* _Data for the task_
════════════════════

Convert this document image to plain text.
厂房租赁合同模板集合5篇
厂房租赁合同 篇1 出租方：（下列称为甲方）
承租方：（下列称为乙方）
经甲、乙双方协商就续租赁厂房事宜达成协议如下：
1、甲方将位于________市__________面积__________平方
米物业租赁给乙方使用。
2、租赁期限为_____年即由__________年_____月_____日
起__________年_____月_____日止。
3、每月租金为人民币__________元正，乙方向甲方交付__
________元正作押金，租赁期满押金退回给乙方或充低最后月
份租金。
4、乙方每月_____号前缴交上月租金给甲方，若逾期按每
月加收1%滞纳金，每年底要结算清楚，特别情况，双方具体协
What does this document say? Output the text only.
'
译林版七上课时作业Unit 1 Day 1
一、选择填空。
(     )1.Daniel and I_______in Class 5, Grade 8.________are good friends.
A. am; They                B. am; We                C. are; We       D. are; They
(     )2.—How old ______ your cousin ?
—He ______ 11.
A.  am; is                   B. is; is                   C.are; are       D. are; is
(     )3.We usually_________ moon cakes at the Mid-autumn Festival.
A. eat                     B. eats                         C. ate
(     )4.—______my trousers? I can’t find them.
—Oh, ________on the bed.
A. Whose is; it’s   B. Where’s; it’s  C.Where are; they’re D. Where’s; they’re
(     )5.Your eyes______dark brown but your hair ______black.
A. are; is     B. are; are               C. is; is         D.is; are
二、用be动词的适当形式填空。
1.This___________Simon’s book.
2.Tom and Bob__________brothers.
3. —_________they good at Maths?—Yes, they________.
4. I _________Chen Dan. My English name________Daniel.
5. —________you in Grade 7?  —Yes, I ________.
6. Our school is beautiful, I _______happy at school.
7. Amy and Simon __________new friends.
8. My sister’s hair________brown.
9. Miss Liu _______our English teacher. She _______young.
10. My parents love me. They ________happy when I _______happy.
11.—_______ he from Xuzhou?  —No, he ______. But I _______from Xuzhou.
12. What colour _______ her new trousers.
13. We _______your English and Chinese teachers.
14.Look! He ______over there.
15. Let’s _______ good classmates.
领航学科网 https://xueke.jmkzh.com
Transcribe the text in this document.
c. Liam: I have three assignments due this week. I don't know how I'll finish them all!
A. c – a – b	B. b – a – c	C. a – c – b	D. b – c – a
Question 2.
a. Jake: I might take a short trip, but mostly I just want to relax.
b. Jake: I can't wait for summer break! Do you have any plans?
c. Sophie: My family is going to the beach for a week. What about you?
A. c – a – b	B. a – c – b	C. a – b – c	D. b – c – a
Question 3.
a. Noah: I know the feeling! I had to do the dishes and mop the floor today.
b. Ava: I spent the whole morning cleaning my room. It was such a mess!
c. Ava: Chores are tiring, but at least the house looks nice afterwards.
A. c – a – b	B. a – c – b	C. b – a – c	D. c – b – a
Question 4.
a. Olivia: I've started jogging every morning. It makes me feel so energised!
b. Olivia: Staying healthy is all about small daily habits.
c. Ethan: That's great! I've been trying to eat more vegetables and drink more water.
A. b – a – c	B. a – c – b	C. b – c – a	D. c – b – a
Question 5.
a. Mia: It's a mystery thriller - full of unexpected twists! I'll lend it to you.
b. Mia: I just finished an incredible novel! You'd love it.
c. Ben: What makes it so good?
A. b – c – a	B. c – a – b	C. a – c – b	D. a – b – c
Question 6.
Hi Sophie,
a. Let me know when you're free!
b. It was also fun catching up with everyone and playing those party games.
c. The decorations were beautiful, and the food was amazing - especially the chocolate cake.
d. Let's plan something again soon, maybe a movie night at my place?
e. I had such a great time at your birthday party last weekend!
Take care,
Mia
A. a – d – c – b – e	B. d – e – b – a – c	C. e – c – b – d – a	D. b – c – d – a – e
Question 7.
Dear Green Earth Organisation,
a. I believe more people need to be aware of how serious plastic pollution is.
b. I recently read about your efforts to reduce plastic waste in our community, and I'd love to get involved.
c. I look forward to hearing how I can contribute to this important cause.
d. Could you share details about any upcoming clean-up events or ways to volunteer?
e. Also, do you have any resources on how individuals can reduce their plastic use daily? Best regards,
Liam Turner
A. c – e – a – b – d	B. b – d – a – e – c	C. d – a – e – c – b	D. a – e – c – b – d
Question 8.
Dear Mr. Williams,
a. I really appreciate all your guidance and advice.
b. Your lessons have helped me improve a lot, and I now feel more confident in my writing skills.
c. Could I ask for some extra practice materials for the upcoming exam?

════════════════════

Write down every line of the data above that includes the string "English".

* _Finished answer_
4. I _________Chen Dan. My English name________Daniel.
9. Miss Liu _______our English teacher. She _______young.
13. We _______your English and Chinese teachers.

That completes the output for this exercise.